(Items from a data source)
(begin)
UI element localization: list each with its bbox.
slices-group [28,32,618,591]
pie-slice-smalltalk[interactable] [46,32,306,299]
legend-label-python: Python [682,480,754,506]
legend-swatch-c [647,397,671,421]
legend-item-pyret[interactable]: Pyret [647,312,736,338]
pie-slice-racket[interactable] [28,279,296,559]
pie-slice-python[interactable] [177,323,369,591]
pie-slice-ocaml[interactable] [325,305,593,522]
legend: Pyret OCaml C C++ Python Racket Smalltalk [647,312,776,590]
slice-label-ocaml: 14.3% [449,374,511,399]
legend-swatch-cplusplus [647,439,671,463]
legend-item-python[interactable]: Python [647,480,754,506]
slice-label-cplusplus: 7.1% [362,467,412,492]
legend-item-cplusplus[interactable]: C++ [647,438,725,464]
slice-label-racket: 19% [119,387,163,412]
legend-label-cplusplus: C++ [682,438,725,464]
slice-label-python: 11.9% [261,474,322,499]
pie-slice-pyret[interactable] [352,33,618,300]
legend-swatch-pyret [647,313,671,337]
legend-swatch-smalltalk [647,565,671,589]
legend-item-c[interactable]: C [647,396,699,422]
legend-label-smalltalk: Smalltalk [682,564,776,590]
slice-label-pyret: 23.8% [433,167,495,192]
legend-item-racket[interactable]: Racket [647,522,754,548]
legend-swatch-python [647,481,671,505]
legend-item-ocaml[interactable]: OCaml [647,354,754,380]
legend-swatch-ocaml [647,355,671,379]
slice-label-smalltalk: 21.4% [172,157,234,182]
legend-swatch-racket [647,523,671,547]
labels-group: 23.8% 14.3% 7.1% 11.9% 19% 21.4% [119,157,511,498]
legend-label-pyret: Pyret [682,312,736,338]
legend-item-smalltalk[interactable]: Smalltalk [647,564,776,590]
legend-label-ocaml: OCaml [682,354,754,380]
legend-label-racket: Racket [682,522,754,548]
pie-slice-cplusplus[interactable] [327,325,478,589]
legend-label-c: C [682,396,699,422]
(end)
- Task objective: Rewrite the records, starting at the beginning and ending with the line that contains "slice-label-cplusplus: 7.1% [362,467,412,492]", with "bbox" replaced by "bounding box" and all else unchanged.

- Final result:
UI element localization: list each with its bounding box.
slices-group [28,32,618,591]
pie-slice-smalltalk[interactable] [46,32,306,299]
legend-label-python: Python [682,480,754,506]
legend-swatch-c [647,397,671,421]
legend-item-pyret[interactable]: Pyret [647,312,736,338]
pie-slice-racket[interactable] [28,279,296,559]
pie-slice-python[interactable] [177,323,369,591]
pie-slice-ocaml[interactable] [325,305,593,522]
legend: Pyret OCaml C C++ Python Racket Smalltalk [647,312,776,590]
slice-label-ocaml: 14.3% [449,374,511,399]
legend-swatch-cplusplus [647,439,671,463]
legend-item-python[interactable]: Python [647,480,754,506]
slice-label-cplusplus: 7.1% [362,467,412,492]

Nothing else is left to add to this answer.